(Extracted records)
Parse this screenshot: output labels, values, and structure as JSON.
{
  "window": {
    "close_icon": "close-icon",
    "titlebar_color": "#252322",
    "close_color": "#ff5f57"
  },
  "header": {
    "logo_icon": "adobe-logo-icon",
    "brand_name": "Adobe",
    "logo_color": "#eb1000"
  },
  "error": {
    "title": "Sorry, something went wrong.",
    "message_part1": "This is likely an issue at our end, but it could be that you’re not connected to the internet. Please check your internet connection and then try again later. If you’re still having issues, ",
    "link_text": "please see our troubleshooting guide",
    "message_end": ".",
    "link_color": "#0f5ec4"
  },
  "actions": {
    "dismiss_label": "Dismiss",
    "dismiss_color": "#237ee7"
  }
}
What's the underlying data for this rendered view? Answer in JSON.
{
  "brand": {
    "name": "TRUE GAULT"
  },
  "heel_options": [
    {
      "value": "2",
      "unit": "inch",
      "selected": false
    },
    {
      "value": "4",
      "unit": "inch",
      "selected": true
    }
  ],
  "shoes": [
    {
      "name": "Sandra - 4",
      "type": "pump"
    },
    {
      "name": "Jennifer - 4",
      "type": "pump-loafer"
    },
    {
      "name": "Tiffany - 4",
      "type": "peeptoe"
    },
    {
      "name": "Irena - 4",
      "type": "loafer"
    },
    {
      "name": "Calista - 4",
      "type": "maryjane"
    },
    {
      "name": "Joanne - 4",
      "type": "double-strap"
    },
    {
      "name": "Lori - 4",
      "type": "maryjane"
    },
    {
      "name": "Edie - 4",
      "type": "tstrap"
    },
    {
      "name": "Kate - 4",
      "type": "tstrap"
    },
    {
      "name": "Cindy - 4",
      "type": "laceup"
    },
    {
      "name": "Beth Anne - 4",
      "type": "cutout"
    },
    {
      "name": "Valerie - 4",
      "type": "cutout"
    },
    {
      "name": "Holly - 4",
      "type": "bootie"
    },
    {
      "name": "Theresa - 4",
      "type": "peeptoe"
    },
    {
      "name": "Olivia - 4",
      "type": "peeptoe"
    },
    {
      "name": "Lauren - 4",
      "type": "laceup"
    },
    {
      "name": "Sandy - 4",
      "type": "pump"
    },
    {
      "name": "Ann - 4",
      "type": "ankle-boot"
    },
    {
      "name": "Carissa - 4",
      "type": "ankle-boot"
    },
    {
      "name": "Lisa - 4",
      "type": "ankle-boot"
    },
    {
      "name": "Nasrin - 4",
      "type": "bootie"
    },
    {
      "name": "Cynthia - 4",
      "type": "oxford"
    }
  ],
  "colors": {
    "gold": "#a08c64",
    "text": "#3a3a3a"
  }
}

--- Your goal ---
Write out again, unchanged, every line from the line containing "What's the underlying" to the final line of the material above.

--- Complete output ---
What's the underlying data for this rendered view? Answer in JSON.
{
  "brand": {
    "name": "TRUE GAULT"
  },
  "heel_options": [
    {
      "value": "2",
      "unit": "inch",
      "selected": false
    },
    {
      "value": "4",
      "unit": "inch",
      "selected": true
    }
  ],
  "shoes": [
    {
      "name": "Sandra - 4",
      "type": "pump"
    },
    {
      "name": "Jennifer - 4",
      "type": "pump-loafer"
    },
    {
      "name": "Tiffany - 4",
      "type": "peeptoe"
    },
    {
      "name": "Irena - 4",
      "type": "loafer"
    },
    {
      "name": "Calista - 4",
      "type": "maryjane"
    },
    {
      "name": "Joanne - 4",
      "type": "double-strap"
    },
    {
      "name": "Lori - 4",
      "type": "maryjane"
    },
    {
      "name": "Edie - 4",
      "type": "tstrap"
    },
    {
      "name": "Kate - 4",
      "type": "tstrap"
    },
    {
      "name": "Cindy - 4",
      "type": "laceup"
    },
    {
      "name": "Beth Anne - 4",
      "type": "cutout"
    },
    {
      "name": "Valerie - 4",
      "type": "cutout"
    },
    {
      "name": "Holly - 4",
      "type": "bootie"
    },
    {
      "name": "Theresa - 4",
      "type": "peeptoe"
    },
    {
      "name": "Olivia - 4",
      "type": "peeptoe"
    },
    {
      "name": "Lauren - 4",
      "type": "laceup"
    },
    {
      "name": "Sandy - 4",
      "type": "pump"
    },
    {
      "name": "Ann - 4",
      "type": "ankle-boot"
    },
    {
      "name": "Carissa - 4",
      "type": "ankle-boot"
    },
    {
      "name": "Lisa - 4",
      "type": "ankle-boot"
    },
    {
      "name": "Nasrin - 4",
      "type": "bootie"
    },
    {
      "name": "Cynthia - 4",
      "type": "oxford"
    }
  ],
  "colors": {
    "gold": "#a08c64",
    "text": "#3a3a3a"
  }
}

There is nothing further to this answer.